- [CHALLENGE]
Copy out each line of the listing that has the word "JSON" in it.

- [EXCERPTED DATA]
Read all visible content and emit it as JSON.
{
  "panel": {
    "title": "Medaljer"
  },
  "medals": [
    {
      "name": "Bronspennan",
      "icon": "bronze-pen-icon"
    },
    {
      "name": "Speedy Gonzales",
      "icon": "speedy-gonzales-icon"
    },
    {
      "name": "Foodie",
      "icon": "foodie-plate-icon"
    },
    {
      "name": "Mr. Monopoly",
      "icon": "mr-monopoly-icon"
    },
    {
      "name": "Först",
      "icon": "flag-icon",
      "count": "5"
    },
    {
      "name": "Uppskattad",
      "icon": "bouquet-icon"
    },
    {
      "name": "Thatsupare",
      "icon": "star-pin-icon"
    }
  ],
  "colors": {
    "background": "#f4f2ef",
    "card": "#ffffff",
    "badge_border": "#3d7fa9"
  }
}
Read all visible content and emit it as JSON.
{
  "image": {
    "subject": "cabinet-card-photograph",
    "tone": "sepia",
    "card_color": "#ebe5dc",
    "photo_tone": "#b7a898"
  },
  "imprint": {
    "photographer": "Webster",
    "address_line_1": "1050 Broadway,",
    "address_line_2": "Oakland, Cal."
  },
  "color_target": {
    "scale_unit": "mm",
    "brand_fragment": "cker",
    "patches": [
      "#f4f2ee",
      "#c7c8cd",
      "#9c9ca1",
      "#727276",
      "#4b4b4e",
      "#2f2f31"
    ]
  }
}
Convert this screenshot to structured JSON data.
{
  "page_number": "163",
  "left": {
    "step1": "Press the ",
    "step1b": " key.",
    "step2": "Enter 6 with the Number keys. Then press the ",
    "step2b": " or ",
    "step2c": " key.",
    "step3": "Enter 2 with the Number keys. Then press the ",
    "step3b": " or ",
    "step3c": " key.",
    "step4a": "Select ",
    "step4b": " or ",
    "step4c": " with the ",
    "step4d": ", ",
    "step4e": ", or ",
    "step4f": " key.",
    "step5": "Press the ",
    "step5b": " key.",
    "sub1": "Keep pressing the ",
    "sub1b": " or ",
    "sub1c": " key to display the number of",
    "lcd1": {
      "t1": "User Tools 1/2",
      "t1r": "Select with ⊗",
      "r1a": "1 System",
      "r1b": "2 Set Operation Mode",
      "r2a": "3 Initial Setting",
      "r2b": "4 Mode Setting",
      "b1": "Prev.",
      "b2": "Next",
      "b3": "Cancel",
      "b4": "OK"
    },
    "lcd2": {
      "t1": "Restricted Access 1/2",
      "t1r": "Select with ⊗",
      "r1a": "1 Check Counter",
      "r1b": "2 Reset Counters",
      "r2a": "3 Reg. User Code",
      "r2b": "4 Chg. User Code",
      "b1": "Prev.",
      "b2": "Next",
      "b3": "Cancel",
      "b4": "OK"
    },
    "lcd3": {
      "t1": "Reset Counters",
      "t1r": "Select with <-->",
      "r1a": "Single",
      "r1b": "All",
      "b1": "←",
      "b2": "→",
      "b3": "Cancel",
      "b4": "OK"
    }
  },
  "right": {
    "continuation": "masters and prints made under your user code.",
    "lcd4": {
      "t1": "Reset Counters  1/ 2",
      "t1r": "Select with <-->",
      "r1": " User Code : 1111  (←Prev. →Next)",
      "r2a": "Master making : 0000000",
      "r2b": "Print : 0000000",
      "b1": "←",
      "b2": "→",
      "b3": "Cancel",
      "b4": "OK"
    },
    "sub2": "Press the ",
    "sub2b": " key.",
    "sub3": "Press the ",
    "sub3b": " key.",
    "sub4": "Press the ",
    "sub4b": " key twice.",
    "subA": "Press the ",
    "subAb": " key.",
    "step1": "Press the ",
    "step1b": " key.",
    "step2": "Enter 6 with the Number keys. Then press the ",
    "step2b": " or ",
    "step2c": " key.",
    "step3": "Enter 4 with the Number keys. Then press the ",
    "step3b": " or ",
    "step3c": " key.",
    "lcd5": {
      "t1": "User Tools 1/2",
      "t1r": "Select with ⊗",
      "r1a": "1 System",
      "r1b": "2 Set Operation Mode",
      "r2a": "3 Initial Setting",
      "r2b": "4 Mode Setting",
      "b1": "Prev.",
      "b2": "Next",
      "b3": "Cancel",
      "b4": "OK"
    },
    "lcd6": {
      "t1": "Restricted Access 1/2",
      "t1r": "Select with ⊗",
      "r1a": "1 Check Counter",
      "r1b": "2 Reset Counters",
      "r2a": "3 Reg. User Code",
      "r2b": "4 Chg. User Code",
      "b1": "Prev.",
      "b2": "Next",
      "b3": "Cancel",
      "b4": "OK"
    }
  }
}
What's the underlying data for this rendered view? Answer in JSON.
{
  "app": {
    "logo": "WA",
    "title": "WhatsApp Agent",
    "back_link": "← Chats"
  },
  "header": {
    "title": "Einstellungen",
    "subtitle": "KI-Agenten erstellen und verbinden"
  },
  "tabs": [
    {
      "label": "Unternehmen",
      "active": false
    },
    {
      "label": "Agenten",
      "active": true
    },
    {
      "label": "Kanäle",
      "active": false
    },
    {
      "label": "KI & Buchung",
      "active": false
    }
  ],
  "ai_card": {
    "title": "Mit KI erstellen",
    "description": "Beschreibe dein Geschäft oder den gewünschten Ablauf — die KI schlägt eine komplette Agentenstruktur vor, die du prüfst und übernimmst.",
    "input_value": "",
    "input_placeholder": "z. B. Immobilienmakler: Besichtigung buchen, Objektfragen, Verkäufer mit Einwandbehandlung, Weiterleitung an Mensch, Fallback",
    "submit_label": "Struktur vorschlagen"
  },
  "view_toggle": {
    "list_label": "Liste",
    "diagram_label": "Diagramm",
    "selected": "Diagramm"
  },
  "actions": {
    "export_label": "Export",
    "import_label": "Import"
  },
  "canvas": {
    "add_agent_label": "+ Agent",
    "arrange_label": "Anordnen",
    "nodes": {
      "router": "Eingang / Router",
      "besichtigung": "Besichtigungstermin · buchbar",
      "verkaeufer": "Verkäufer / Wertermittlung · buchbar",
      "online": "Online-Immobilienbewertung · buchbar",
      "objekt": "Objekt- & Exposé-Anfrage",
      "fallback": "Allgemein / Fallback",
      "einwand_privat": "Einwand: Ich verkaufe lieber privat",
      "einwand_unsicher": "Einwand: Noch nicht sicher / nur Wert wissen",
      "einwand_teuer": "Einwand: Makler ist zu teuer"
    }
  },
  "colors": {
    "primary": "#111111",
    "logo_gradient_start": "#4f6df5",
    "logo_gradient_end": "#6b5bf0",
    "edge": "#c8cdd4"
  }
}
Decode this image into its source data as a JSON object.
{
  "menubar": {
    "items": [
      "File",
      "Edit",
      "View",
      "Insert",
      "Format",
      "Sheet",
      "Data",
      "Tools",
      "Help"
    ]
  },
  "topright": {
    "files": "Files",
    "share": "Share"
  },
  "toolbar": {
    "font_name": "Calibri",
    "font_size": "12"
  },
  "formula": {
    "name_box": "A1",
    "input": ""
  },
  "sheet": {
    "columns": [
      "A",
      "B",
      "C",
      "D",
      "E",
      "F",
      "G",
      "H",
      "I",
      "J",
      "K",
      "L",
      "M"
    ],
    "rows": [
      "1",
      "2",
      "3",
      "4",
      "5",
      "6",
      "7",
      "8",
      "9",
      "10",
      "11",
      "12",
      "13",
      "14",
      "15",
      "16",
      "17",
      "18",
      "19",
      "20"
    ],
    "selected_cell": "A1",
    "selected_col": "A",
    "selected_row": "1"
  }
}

- [ANSWER IN FULL]
Read all visible content and emit it as JSON.
Read all visible content and emit it as JSON.
Convert this screenshot to structured JSON data.
What's the underlying data for this rendered view? Answer in JSON.
Decode this image into its source data as a JSON object.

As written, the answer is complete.